What is required: Extract each record and reproduce it exactly.

Dataset excerpts:
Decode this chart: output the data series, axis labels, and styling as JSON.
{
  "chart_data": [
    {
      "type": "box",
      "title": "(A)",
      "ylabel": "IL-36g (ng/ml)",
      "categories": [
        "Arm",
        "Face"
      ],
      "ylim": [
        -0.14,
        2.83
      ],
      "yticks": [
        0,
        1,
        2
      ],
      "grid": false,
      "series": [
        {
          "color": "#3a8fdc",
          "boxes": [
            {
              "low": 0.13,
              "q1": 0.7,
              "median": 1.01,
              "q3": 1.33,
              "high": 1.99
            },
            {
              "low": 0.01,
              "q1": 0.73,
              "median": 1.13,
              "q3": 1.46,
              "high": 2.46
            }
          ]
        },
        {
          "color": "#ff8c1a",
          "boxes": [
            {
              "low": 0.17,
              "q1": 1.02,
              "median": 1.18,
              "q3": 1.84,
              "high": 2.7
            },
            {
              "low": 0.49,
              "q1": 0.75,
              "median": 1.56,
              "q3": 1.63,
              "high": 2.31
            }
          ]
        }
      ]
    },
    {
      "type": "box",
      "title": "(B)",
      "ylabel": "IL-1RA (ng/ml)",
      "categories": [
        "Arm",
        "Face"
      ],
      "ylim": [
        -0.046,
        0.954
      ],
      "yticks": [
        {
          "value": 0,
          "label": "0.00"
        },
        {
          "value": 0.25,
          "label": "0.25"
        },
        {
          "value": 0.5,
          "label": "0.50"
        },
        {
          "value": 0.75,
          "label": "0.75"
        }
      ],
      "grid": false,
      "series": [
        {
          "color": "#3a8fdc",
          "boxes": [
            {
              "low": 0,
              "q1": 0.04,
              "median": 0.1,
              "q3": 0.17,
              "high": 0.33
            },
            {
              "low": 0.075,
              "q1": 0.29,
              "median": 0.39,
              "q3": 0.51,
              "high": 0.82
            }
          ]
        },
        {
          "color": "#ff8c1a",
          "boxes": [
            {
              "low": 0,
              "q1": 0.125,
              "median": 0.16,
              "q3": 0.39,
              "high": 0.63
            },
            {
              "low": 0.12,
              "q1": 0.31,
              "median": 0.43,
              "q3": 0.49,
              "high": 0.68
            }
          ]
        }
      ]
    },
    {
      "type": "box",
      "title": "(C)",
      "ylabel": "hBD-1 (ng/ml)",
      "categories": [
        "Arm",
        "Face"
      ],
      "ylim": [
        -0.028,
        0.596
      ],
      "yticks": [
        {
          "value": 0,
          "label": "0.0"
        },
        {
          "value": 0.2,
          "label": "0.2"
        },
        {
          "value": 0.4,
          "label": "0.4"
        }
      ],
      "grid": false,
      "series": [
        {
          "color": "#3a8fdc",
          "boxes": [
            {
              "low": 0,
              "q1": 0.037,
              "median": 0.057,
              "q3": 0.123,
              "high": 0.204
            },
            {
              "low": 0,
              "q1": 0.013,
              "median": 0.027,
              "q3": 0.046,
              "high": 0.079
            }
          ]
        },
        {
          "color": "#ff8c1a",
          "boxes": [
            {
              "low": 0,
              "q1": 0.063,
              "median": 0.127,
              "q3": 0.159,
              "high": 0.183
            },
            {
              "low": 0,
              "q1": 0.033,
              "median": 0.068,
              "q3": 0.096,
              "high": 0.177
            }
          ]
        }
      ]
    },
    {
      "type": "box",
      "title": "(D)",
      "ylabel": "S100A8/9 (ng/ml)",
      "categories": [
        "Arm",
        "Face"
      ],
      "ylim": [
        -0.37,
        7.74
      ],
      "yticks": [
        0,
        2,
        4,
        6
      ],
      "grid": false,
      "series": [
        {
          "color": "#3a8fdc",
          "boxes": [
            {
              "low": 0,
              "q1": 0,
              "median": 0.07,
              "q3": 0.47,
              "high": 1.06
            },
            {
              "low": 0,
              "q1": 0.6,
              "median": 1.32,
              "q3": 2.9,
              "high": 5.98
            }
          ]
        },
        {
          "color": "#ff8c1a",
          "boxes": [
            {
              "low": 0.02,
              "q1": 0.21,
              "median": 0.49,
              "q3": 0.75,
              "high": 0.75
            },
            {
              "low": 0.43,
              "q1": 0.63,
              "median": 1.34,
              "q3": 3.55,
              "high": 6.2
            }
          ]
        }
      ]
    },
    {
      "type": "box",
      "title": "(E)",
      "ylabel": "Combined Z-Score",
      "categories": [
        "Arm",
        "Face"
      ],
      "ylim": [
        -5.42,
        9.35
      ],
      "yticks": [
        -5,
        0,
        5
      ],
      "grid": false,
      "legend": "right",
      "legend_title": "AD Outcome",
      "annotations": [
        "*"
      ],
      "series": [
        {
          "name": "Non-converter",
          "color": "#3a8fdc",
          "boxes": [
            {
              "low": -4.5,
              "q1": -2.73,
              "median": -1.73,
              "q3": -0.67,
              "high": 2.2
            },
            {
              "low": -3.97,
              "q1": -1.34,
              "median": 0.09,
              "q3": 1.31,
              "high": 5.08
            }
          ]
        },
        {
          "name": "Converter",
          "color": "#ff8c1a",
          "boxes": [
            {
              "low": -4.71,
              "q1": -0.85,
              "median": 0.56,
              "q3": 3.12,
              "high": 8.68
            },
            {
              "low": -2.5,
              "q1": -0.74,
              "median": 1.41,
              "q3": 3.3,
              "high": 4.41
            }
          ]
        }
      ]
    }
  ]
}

Task result:
Decode this chart: output the data series, axis labels, and styling as JSON.
{
  "chart_data": [
    {
      "type": "box",
      "title": "(A)",
      "ylabel": "IL-36g (ng/ml)",
      "categories": [
        "Arm",
        "Face"
      ],
      "ylim": [
        -0.14,
        2.83
      ],
      "yticks": [
        0,
        1,
        2
      ],
      "grid": false,
      "series": [
        {
          "color": "#3a8fdc",
          "boxes": [
            {
              "low": 0.13,
              "q1": 0.7,
              "median": 1.01,
              "q3": 1.33,
              "high": 1.99
            },
            {
              "low": 0.01,
              "q1": 0.73,
              "median": 1.13,
              "q3": 1.46,
              "high": 2.46
            }
          ]
        },
        {
          "color": "#ff8c1a",
          "boxes": [
            {
              "low": 0.17,
              "q1": 1.02,
              "median": 1.18,
              "q3": 1.84,
              "high": 2.7
            },
            {
              "low": 0.49,
              "q1": 0.75,
              "median": 1.56,
              "q3": 1.63,
              "high": 2.31
            }
          ]
        }
      ]
    },
    {
      "type": "box",
      "title": "(B)",
      "ylabel": "IL-1RA (ng/ml)",
      "categories": [
        "Arm",
        "Face"
      ],
      "ylim": [
        -0.046,
        0.954
      ],
      "yticks": [
        {
          "value": 0,
          "label": "0.00"
        },
        {
          "value": 0.25,
          "label": "0.25"
        },
        {
          "value": 0.5,
          "label": "0.50"
        },
        {
          "value": 0.75,
          "label": "0.75"
        }
      ],
      "grid": false,
      "series": [
        {
          "color": "#3a8fdc",
          "boxes": [
            {
              "low": 0,
              "q1": 0.04,
              "median": 0.1,
              "q3": 0.17,
              "high": 0.33
            },
            {
              "low": 0.075,
              "q1": 0.29,
              "median": 0.39,
              "q3": 0.51,
              "high": 0.82
            }
          ]
        },
        {
          "color": "#ff8c1a",
          "boxes": [
            {
              "low": 0,
              "q1": 0.125,
              "median": 0.16,
              "q3": 0.39,
              "high": 0.63
            },
            {
              "low": 0.12,
              "q1": 0.31,
              "median": 0.43,
              "q3": 0.49,
              "high": 0.68
            }
          ]
        }
      ]
    },
    {
      "type": "box",
      "title": "(C)",
      "ylabel": "hBD-1 (ng/ml)",
      "categories": [
        "Arm",
        "Face"
      ],
      "ylim": [
        -0.028,
        0.596
      ],
      "yticks": [
        {
          "value": 0,
          "label": "0.0"
        },
        {
          "value": 0.2,
          "label": "0.2"
        },
        {
          "value": 0.4,
          "label": "0.4"
        }
      ],
      "grid": false,
      "series": [
        {
          "color": "#3a8fdc",
          "boxes": [
            {
              "low": 0,
              "q1": 0.037,
              "median": 0.057,
              "q3": 0.123,
              "high": 0.204
            },
            {
              "low": 0,
              "q1": 0.013,
              "median": 0.027,
              "q3": 0.046,
              "high": 0.079
            }
          ]
        },
        {
          "color": "#ff8c1a",
          "boxes": [
            {
              "low": 0,
              "q1": 0.063,
              "median": 0.127,
              "q3": 0.159,
              "high": 0.183
            },
            {
              "low": 0,
              "q1": 0.033,
              "median": 0.068,
              "q3": 0.096,
              "high": 0.177
            }
          ]
        }
      ]
    },
    {
      "type": "box",
      "title": "(D)",
      "ylabel": "S100A8/9 (ng/ml)",
      "categories": [
        "Arm",
        "Face"
      ],
      "ylim": [
        -0.37,
        7.74
      ],
      "yticks": [
        0,
        2,
        4,
        6
      ],
      "grid": false,
      "series": [
        {
          "color": "#3a8fdc",
          "boxes": [
            {
              "low": 0,
              "q1": 0,
              "median": 0.07,
              "q3": 0.47,
              "high": 1.06
            },
            {
              "low": 0,
              "q1": 0.6,
              "median": 1.32,
              "q3": 2.9,
              "high": 5.98
            }
          ]
        },
        {
          "color": "#ff8c1a",
          "boxes": [
            {
              "low": 0.02,
              "q1": 0.21,
              "median": 0.49,
              "q3": 0.75,
              "high": 0.75
            },
            {
              "low": 0.43,
              "q1": 0.63,
              "median": 1.34,
              "q3": 3.55,
              "high": 6.2
            }
          ]
        }
      ]
    },
    {
      "type": "box",
      "title": "(E)",
      "ylabel": "Combined Z-Score",
      "categories": [
        "Arm",
        "Face"
      ],
      "ylim": [
        -5.42,
        9.35
      ],
      "yticks": [
        -5,
        0,
        5
      ],
      "grid": false,
      "legend": "right",
      "legend_title": "AD Outcome",
      "annotations": [
        "*"
      ],
      "series": [
        {
          "name": "Non-converter",
          "color": "#3a8fdc",
          "boxes": [
            {
              "low": -4.5,
              "q1": -2.73,
              "median": -1.73,
              "q3": -0.67,
              "high": 2.2
            },
            {
              "low": -3.97,
              "q1": -1.34,
              "median": 0.09,
              "q3": 1.31,
              "high": 5.08
            }
          ]
        },
        {
          "name": "Converter",
          "color": "#ff8c1a",
          "boxes": [
            {
              "low": -4.71,
              "q1": -0.85,
              "median": 0.56,
              "q3": 3.12,
              "high": 8.68
            },
            {
              "low": -2.5,
              "q1": -0.74,
              "median": 1.41,
              "q3": 3.3,
              "high": 4.41
            }
          ]
        }
      ]
    }
  ]
}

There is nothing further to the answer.